>> BEGIN Data for this task

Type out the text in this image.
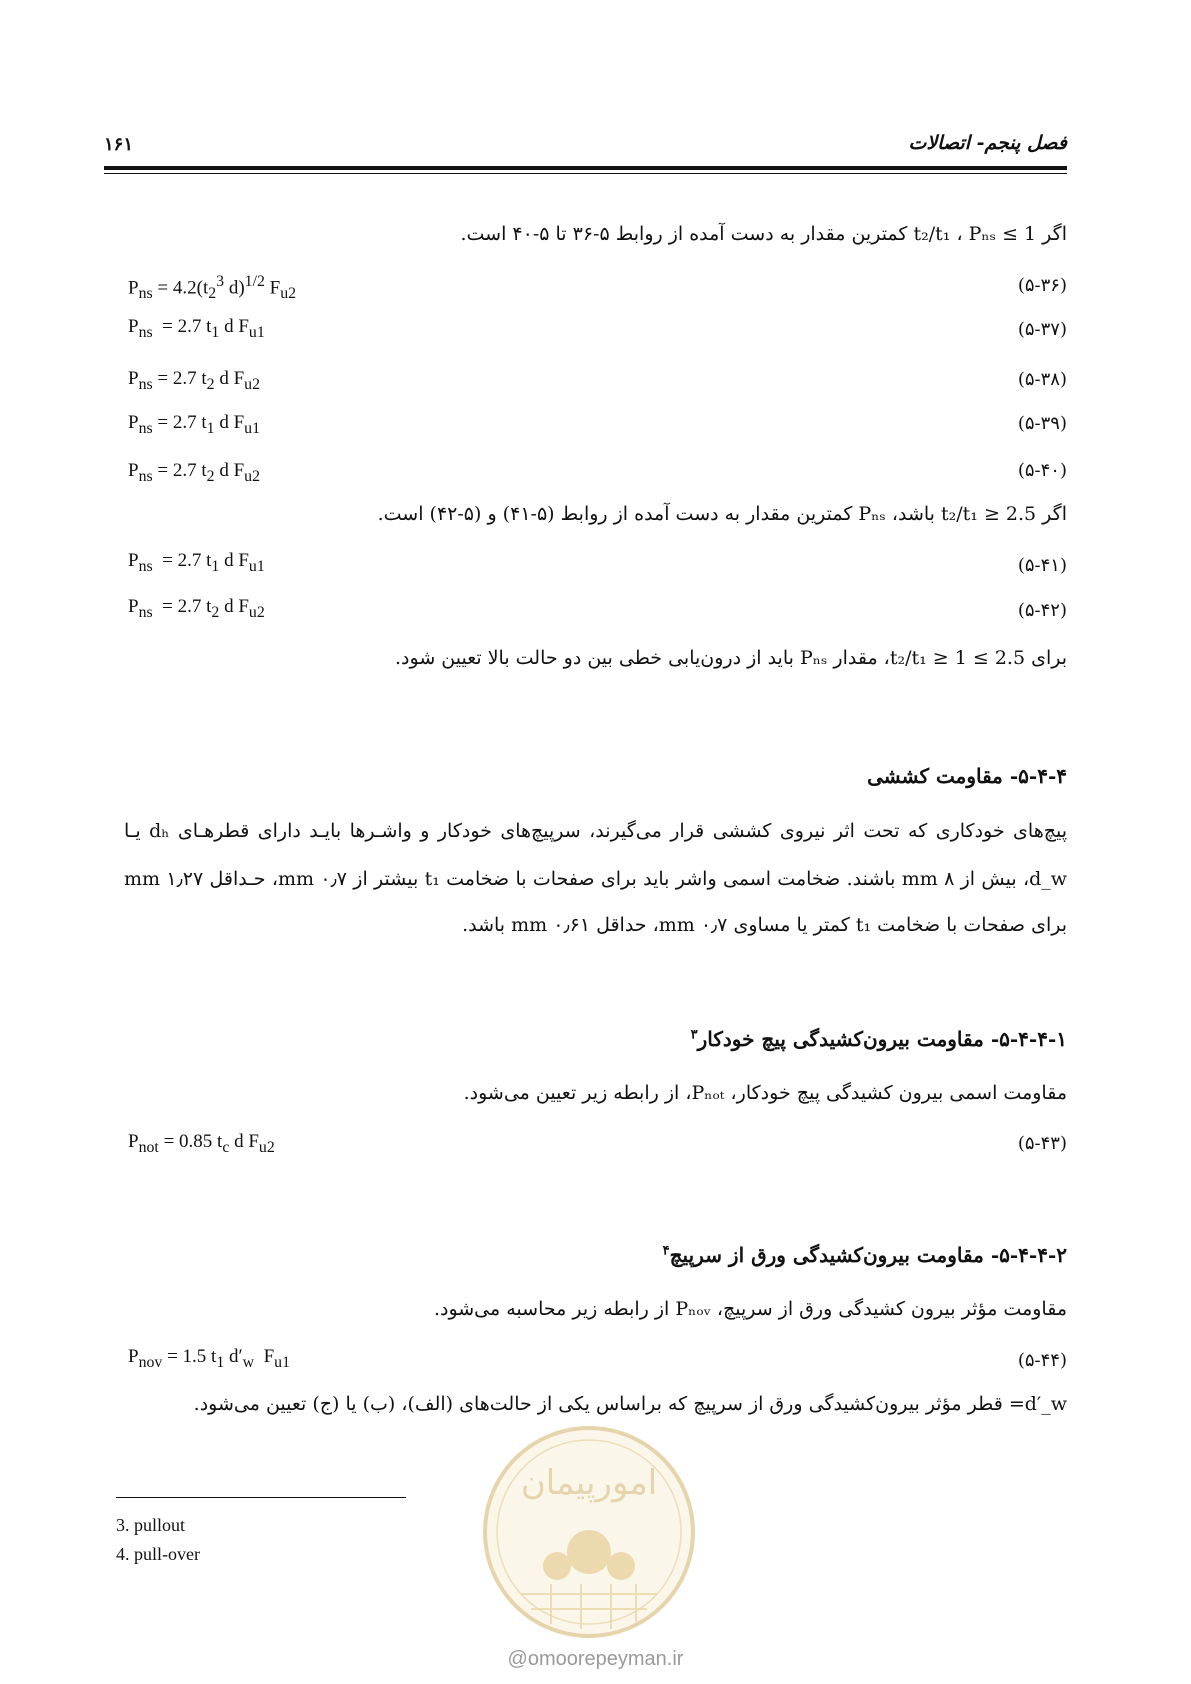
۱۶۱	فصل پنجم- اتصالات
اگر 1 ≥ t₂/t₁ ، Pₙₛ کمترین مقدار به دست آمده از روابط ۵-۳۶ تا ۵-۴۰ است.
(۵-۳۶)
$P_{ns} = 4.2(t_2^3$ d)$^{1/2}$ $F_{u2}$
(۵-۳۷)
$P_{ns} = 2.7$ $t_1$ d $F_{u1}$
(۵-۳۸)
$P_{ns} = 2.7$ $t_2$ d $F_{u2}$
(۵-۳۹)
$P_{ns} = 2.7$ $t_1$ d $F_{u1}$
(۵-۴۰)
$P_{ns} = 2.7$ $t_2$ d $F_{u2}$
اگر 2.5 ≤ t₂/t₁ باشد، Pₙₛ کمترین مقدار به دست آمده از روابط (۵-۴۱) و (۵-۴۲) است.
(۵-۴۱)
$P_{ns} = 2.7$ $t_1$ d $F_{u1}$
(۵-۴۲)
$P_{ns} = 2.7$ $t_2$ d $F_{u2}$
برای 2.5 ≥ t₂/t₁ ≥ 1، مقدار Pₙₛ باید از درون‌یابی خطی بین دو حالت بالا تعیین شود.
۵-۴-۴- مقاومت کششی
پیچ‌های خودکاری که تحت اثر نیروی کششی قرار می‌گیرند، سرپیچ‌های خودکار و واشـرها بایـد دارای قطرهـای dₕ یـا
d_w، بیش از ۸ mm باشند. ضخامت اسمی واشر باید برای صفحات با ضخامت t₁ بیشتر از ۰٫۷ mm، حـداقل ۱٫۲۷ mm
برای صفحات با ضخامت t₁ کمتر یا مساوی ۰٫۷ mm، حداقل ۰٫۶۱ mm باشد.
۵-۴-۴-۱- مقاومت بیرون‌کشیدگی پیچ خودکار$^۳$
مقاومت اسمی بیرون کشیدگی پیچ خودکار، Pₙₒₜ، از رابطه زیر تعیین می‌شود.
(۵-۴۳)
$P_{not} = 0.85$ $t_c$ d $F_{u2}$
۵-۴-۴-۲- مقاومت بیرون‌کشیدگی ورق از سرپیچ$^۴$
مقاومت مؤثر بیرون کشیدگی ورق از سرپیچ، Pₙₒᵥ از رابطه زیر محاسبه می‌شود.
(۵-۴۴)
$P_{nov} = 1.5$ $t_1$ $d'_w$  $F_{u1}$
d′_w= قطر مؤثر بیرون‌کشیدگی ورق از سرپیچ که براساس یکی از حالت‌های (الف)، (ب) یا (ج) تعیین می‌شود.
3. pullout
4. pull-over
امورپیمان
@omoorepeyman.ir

>> END Data for this task

Please write out all the data again word for word, but not the pictures.

Type out the text in this image.
۱۶۱	فصل پنجم- اتصالات
اگر 1 ≥ t₂/t₁ ، Pₙₛ کمترین مقدار به دست آمده از روابط ۵-۳۶ تا ۵-۴۰ است.
(۵-۳۶)
$P_{ns} = 4.2(t_2^3$ d)$^{1/2}$ $F_{u2}$
(۵-۳۷)
$P_{ns} = 2.7$ $t_1$ d $F_{u1}$
(۵-۳۸)
$P_{ns} = 2.7$ $t_2$ d $F_{u2}$
(۵-۳۹)
$P_{ns} = 2.7$ $t_1$ d $F_{u1}$
(۵-۴۰)
$P_{ns} = 2.7$ $t_2$ d $F_{u2}$
اگر 2.5 ≤ t₂/t₁ باشد، Pₙₛ کمترین مقدار به دست آمده از روابط (۵-۴۱) و (۵-۴۲) است.
(۵-۴۱)
$P_{ns} = 2.7$ $t_1$ d $F_{u1}$
(۵-۴۲)
$P_{ns} = 2.7$ $t_2$ d $F_{u2}$
برای 2.5 ≥ t₂/t₁ ≥ 1، مقدار Pₙₛ باید از درون‌یابی خطی بین دو حالت بالا تعیین شود.
۵-۴-۴- مقاومت کششی
پیچ‌های خودکاری که تحت اثر نیروی کششی قرار می‌گیرند، سرپیچ‌های خودکار و واشـرها بایـد دارای قطرهـای dₕ یـا
d_w، بیش از ۸ mm باشند. ضخامت اسمی واشر باید برای صفحات با ضخامت t₁ بیشتر از ۰٫۷ mm، حـداقل ۱٫۲۷ mm
برای صفحات با ضخامت t₁ کمتر یا مساوی ۰٫۷ mm، حداقل ۰٫۶۱ mm باشد.
۵-۴-۴-۱- مقاومت بیرون‌کشیدگی پیچ خودکار$^۳$
مقاومت اسمی بیرون کشیدگی پیچ خودکار، Pₙₒₜ، از رابطه زیر تعیین می‌شود.
(۵-۴۳)
$P_{not} = 0.85$ $t_c$ d $F_{u2}$
۵-۴-۴-۲- مقاومت بیرون‌کشیدگی ورق از سرپیچ$^۴$
مقاومت مؤثر بیرون کشیدگی ورق از سرپیچ، Pₙₒᵥ از رابطه زیر محاسبه می‌شود.
(۵-۴۴)
$P_{nov} = 1.5$ $t_1$ $d'_w$  $F_{u1}$
d′_w= قطر مؤثر بیرون‌کشیدگی ورق از سرپیچ که براساس یکی از حالت‌های (الف)، (ب) یا (ج) تعیین می‌شود.
3. pullout
4. pull-over
امورپیمان
@omoorepeyman.ir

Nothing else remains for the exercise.